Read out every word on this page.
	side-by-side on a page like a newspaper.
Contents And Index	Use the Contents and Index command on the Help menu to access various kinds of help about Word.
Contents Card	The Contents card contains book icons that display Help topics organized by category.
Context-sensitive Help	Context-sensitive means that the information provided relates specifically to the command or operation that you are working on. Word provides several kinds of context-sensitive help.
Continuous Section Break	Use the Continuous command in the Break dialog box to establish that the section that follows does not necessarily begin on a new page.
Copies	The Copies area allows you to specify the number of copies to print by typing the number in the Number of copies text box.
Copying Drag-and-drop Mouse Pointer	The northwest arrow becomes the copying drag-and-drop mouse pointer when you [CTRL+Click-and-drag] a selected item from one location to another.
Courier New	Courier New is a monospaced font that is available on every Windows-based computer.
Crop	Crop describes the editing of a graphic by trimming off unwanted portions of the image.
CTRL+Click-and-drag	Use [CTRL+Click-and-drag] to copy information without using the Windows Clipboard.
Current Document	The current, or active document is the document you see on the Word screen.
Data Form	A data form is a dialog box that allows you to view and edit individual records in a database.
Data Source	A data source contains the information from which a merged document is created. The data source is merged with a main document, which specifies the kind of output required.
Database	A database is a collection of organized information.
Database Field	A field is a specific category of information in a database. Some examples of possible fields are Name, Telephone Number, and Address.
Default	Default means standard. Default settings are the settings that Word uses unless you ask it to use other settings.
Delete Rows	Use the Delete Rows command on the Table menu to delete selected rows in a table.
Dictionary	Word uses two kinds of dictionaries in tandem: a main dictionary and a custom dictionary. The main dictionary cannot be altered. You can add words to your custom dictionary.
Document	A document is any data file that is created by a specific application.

Stated problem: Report only how many lines in the records contain the word "means".

Response to the exercise: 2